## WRITTEN INSTRUCTION
Count, in the entries, the lines with "structured". Answer with the number only.

## DATA

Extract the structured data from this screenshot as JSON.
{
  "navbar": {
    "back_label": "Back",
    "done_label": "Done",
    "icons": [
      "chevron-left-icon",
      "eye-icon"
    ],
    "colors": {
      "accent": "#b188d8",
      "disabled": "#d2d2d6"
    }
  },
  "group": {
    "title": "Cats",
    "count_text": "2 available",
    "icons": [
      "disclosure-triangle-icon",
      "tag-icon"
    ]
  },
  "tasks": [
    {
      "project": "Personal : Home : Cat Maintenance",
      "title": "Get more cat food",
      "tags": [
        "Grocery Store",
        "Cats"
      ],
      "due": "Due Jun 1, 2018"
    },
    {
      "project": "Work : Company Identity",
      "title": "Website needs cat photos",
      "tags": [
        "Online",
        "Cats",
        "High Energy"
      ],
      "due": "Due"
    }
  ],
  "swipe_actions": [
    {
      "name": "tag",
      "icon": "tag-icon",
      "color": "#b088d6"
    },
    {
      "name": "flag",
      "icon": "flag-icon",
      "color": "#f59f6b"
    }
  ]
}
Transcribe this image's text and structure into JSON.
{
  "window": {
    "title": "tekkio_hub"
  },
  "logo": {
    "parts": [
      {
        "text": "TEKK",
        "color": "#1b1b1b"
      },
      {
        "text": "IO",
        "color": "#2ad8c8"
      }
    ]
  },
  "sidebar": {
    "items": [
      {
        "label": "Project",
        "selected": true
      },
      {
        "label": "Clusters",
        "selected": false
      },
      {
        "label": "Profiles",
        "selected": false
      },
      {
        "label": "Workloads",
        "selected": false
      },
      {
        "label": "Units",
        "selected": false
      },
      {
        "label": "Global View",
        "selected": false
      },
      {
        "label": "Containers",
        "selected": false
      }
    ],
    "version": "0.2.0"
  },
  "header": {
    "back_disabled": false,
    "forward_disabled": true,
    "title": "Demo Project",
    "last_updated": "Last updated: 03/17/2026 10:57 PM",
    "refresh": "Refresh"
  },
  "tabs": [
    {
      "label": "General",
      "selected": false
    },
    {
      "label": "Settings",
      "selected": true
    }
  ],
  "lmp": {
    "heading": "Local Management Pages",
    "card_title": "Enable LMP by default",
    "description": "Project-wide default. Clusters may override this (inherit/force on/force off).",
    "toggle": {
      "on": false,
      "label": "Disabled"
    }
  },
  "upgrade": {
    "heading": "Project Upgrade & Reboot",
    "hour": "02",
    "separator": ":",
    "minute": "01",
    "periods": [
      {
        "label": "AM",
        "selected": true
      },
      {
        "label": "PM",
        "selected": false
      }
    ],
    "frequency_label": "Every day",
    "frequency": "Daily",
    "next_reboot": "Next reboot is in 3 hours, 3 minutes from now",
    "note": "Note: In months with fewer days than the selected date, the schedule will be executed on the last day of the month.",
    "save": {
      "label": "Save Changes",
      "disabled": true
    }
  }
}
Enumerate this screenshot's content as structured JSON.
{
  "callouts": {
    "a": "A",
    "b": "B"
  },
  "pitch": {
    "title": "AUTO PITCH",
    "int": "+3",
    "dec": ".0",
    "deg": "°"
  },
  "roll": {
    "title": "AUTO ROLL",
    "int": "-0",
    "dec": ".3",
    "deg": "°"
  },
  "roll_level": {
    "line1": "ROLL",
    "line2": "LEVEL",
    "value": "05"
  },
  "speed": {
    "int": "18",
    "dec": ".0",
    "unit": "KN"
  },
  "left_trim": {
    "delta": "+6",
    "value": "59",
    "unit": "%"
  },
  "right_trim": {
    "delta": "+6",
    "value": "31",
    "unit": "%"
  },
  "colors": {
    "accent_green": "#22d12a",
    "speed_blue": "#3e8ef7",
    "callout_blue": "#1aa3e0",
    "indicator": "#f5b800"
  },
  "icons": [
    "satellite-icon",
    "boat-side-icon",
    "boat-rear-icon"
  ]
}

## THE RESPONSE
2